• **SET TASK**
Go through the entries below and retype them exactly, omitting each picture.

• **DATA**
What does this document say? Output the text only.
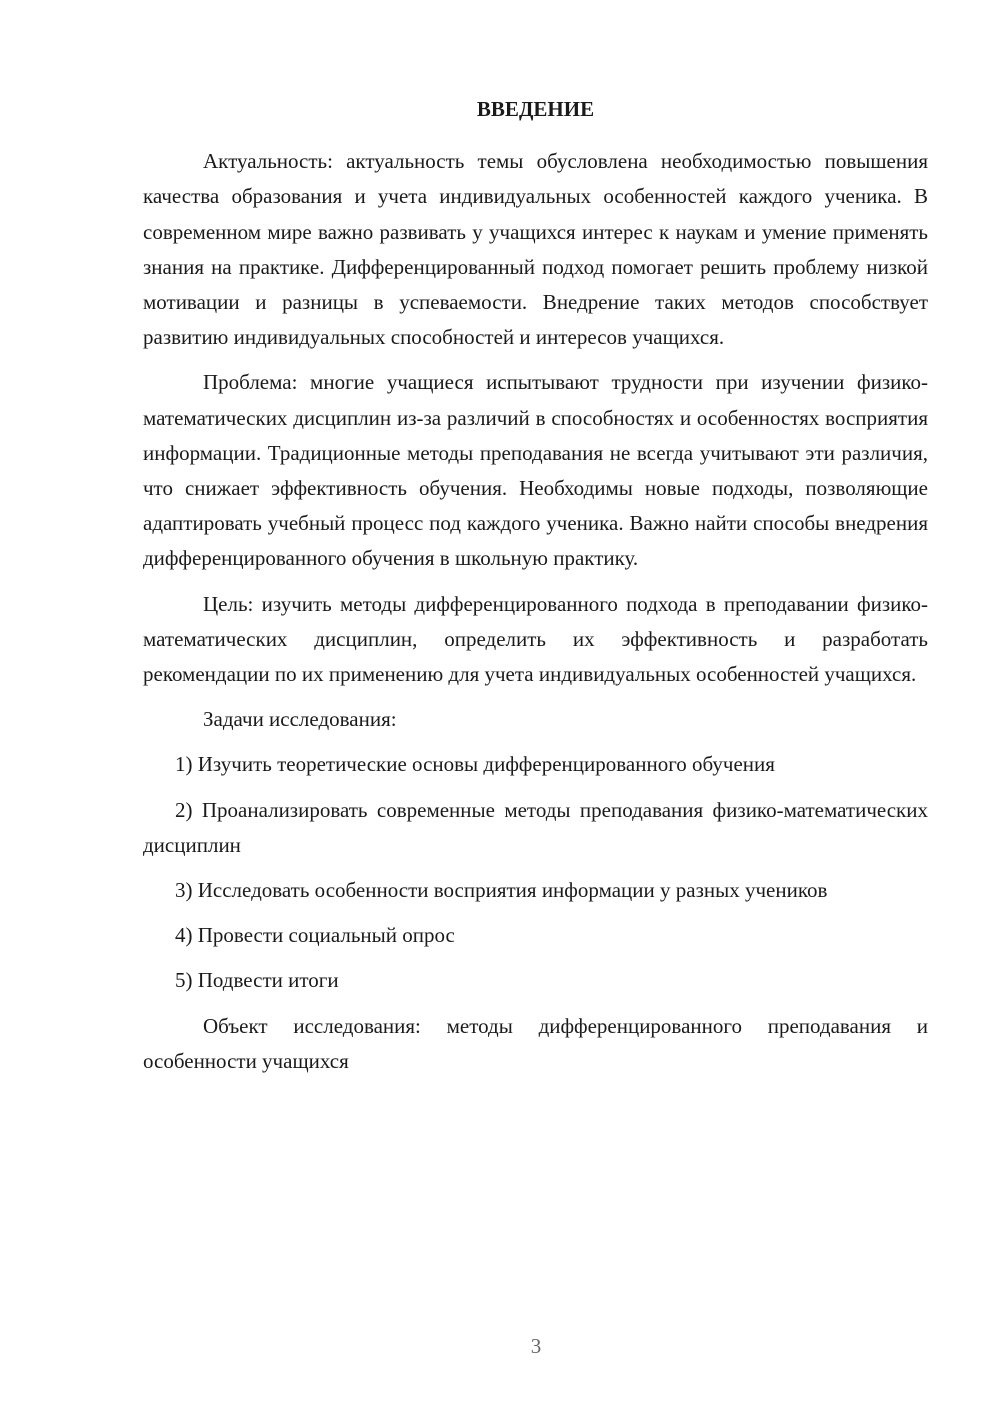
ВВЕДЕНИЕ

Актуальность: актуальность темы обусловлена необходимостью повышения качества образования и учета индивидуальных особенностей каждого ученика. В современном мире важно развивать у учащихся интерес к наукам и умение применять знания на практике. Дифференцированный подход помогает решить проблему низкой мотивации и разницы в успеваемости. Внедрение таких методов способствует развитию индивидуальных способностей и интересов учащихся.

Проблема: многие учащиеся испытывают трудности при изучении физико-математических дисциплин из-за различий в способностях и особенностях восприятия информации. Традиционные методы преподавания не всегда учитывают эти различия, что снижает эффективность обучения. Необходимы новые подходы, позволяющие адаптировать учебный процесс под каждого ученика. Важно найти способы внедрения дифференцированного обучения в школьную практику.

Цель: изучить методы дифференцированного подхода в преподавании физико-математических дисциплин, определить их эффективность и разработать рекомендации по их применению для учета индивидуальных особенностей учащихся.

Задачи исследования:

1) Изучить теоретические основы дифференцированного обучения

2) Проанализировать современные методы преподавания физико-математических дисциплин

3) Исследовать особенности восприятия информации у разных учеников

4) Провести социальный опрос

5) Подвести итоги

Объект исследования: методы дифференцированного преподавания и особенности учащихся

3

• **WRITTEN SOLUTION**
What does this document say? Output the text only.
ВВЕДЕНИЕ

Актуальность: актуальность темы обусловлена необходимостью повышения качества образования и учета индивидуальных особенностей каждого ученика. В современном мире важно развивать у учащихся интерес к наукам и умение применять знания на практике. Дифференцированный подход помогает решить проблему низкой мотивации и разницы в успеваемости. Внедрение таких методов способствует развитию индивидуальных способностей и интересов учащихся.

Проблема: многие учащиеся испытывают трудности при изучении физико-математических дисциплин из-за различий в способностях и особенностях восприятия информации. Традиционные методы преподавания не всегда учитывают эти различия, что снижает эффективность обучения. Необходимы новые подходы, позволяющие адаптировать учебный процесс под каждого ученика. Важно найти способы внедрения дифференцированного обучения в школьную практику.

Цель: изучить методы дифференцированного подхода в преподавании физико-математических дисциплин, определить их эффективность и разработать рекомендации по их применению для учета индивидуальных особенностей учащихся.

Задачи исследования:

1) Изучить теоретические основы дифференцированного обучения

2) Проанализировать современные методы преподавания физико-математических дисциплин

3) Исследовать особенности восприятия информации у разных учеников

4) Провести социальный опрос

5) Подвести итоги

Объект исследования: методы дифференцированного преподавания и особенности учащихся

3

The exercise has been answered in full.